Return each line of the material verbatim.

Extracts from a graphics dataset
------

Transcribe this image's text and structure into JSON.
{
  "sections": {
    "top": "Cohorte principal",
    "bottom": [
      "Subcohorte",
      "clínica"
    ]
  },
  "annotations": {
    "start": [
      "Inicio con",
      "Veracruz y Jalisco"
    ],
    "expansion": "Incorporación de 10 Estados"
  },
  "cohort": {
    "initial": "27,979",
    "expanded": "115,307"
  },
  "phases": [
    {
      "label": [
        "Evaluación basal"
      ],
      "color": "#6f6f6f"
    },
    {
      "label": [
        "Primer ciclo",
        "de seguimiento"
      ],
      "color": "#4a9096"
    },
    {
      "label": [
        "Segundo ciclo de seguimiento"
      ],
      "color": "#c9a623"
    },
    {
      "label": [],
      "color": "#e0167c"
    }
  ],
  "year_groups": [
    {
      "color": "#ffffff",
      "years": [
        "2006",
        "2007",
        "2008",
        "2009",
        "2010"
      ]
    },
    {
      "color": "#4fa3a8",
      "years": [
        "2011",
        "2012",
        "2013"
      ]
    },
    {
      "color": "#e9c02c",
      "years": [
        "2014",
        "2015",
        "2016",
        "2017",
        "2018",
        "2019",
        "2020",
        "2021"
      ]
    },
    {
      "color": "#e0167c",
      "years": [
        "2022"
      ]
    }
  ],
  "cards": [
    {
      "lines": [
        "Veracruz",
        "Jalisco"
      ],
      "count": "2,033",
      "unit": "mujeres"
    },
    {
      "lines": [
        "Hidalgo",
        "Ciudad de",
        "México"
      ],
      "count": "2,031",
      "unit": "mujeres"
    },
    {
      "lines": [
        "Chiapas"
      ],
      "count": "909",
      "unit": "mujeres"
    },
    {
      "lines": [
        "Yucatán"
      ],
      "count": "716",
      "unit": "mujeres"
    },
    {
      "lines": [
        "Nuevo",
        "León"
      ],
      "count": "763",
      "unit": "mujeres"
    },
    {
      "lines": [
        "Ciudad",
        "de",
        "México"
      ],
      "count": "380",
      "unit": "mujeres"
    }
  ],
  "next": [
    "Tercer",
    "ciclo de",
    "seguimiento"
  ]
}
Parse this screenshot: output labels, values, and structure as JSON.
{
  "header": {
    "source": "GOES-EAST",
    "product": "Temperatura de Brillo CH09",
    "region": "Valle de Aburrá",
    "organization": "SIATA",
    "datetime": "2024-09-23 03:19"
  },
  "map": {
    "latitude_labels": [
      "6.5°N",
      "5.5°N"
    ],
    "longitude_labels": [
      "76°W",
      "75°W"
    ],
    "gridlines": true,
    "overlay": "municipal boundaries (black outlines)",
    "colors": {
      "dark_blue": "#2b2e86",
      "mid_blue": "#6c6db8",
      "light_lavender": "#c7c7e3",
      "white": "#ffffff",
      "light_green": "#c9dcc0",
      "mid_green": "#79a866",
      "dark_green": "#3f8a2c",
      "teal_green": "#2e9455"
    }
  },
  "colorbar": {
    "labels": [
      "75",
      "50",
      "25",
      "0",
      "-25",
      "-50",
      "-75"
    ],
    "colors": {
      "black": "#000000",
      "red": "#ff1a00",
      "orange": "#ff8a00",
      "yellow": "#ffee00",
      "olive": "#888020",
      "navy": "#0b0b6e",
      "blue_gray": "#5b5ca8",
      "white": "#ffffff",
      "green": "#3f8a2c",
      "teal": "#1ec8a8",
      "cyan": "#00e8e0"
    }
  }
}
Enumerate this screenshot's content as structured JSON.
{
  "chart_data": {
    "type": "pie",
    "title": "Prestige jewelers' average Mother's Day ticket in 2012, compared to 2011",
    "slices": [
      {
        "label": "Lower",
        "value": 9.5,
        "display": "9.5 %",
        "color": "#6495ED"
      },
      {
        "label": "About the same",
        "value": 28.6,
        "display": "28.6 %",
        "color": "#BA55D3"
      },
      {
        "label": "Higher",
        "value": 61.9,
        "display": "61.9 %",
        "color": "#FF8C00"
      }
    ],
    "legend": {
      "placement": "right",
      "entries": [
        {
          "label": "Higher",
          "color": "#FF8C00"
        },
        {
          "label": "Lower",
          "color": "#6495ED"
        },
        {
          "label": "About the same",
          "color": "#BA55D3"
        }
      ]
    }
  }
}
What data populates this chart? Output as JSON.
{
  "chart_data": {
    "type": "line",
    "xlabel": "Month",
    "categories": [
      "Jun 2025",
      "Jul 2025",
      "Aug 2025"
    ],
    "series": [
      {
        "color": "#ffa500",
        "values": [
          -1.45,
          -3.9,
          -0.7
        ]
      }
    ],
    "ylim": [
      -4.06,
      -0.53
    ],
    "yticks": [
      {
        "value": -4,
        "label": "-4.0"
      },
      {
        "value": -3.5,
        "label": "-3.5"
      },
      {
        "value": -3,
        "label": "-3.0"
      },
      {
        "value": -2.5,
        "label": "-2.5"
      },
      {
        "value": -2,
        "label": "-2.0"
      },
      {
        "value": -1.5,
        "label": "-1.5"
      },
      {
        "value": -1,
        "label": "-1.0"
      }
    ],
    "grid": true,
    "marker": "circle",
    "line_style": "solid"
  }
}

------

**Exercise response**
Transcribe this image's text and structure into JSON.
{
  "sections": {
    "top": "Cohorte principal",
    "bottom": [
      "Subcohorte",
      "clínica"
    ]
  },
  "annotations": {
    "start": [
      "Inicio con",
      "Veracruz y Jalisco"
    ],
    "expansion": "Incorporación de 10 Estados"
  },
  "cohort": {
    "initial": "27,979",
    "expanded": "115,307"
  },
  "phases": [
    {
      "label": [
        "Evaluación basal"
      ],
      "color": "#6f6f6f"
    },
    {
      "label": [
        "Primer ciclo",
        "de seguimiento"
      ],
      "color": "#4a9096"
    },
    {
      "label": [
        "Segundo ciclo de seguimiento"
      ],
      "color": "#c9a623"
    },
    {
      "label": [],
      "color": "#e0167c"
    }
  ],
  "year_groups": [
    {
      "color": "#ffffff",
      "years": [
        "2006",
        "2007",
        "2008",
        "2009",
        "2010"
      ]
    },
    {
      "color": "#4fa3a8",
      "years": [
        "2011",
        "2012",
        "2013"
      ]
    },
    {
      "color": "#e9c02c",
      "years": [
        "2014",
        "2015",
        "2016",
        "2017",
        "2018",
        "2019",
        "2020",
        "2021"
      ]
    },
    {
      "color": "#e0167c",
      "years": [
        "2022"
      ]
    }
  ],
  "cards": [
    {
      "lines": [
        "Veracruz",
        "Jalisco"
      ],
      "count": "2,033",
      "unit": "mujeres"
    },
    {
      "lines": [
        "Hidalgo",
        "Ciudad de",
        "México"
      ],
      "count": "2,031",
      "unit": "mujeres"
    },
    {
      "lines": [
        "Chiapas"
      ],
      "count": "909",
      "unit": "mujeres"
    },
    {
      "lines": [
        "Yucatán"
      ],
      "count": "716",
      "unit": "mujeres"
    },
    {
      "lines": [
        "Nuevo",
        "León"
      ],
      "count": "763",
      "unit": "mujeres"
    },
    {
      "lines": [
        "Ciudad",
        "de",
        "México"
      ],
      "count": "380",
      "unit": "mujeres"
    }
  ],
  "next": [
    "Tercer",
    "ciclo de",
    "seguimiento"
  ]
}
Parse this screenshot: output labels, values, and structure as JSON.
{
  "header": {
    "source": "GOES-EAST",
    "product": "Temperatura de Brillo CH09",
    "region": "Valle de Aburrá",
    "organization": "SIATA",
    "datetime": "2024-09-23 03:19"
  },
  "map": {
    "latitude_labels": [
      "6.5°N",
      "5.5°N"
    ],
    "longitude_labels": [
      "76°W",
      "75°W"
    ],
    "gridlines": true,
    "overlay": "municipal boundaries (black outlines)",
    "colors": {
      "dark_blue": "#2b2e86",
      "mid_blue": "#6c6db8",
      "light_lavender": "#c7c7e3",
      "white": "#ffffff",
      "light_green": "#c9dcc0",
      "mid_green": "#79a866",
      "dark_green": "#3f8a2c",
      "teal_green": "#2e9455"
    }
  },
  "colorbar": {
    "labels": [
      "75",
      "50",
      "25",
      "0",
      "-25",
      "-50",
      "-75"
    ],
    "colors": {
      "black": "#000000",
      "red": "#ff1a00",
      "orange": "#ff8a00",
      "yellow": "#ffee00",
      "olive": "#888020",
      "navy": "#0b0b6e",
      "blue_gray": "#5b5ca8",
      "white": "#ffffff",
      "green": "#3f8a2c",
      "teal": "#1ec8a8",
      "cyan": "#00e8e0"
    }
  }
}
Enumerate this screenshot's content as structured JSON.
{
  "chart_data": {
    "type": "pie",
    "title": "Prestige jewelers' average Mother's Day ticket in 2012, compared to 2011",
    "slices": [
      {
        "label": "Lower",
        "value": 9.5,
        "display": "9.5 %",
        "color": "#6495ED"
      },
      {
        "label": "About the same",
        "value": 28.6,
        "display": "28.6 %",
        "color": "#BA55D3"
      },
      {
        "label": "Higher",
        "value": 61.9,
        "display": "61.9 %",
        "color": "#FF8C00"
      }
    ],
    "legend": {
      "placement": "right",
      "entries": [
        {
          "label": "Higher",
          "color": "#FF8C00"
        },
        {
          "label": "Lower",
          "color": "#6495ED"
        },
        {
          "label": "About the same",
          "color": "#BA55D3"
        }
      ]
    }
  }
}
What data populates this chart? Output as JSON.
{
  "chart_data": {
    "type": "line",
    "xlabel": "Month",
    "categories": [
      "Jun 2025",
      "Jul 2025",
      "Aug 2025"
    ],
    "series": [
      {
        "color": "#ffa500",
        "values": [
          -1.45,
          -3.9,
          -0.7
        ]
      }
    ],
    "ylim": [
      -4.06,
      -0.53
    ],
    "yticks": [
      {
        "value": -4,
        "label": "-4.0"
      },
      {
        "value": -3.5,
        "label": "-3.5"
      },
      {
        "value": -3,
        "label": "-3.0"
      },
      {
        "value": -2.5,
        "label": "-2.5"
      },
      {
        "value": -2,
        "label": "-2.0"
      },
      {
        "value": -1.5,
        "label": "-1.5"
      },
      {
        "value": -1,
        "label": "-1.0"
      }
    ],
    "grid": true,
    "marker": "circle",
    "line_style": "solid"
  }
}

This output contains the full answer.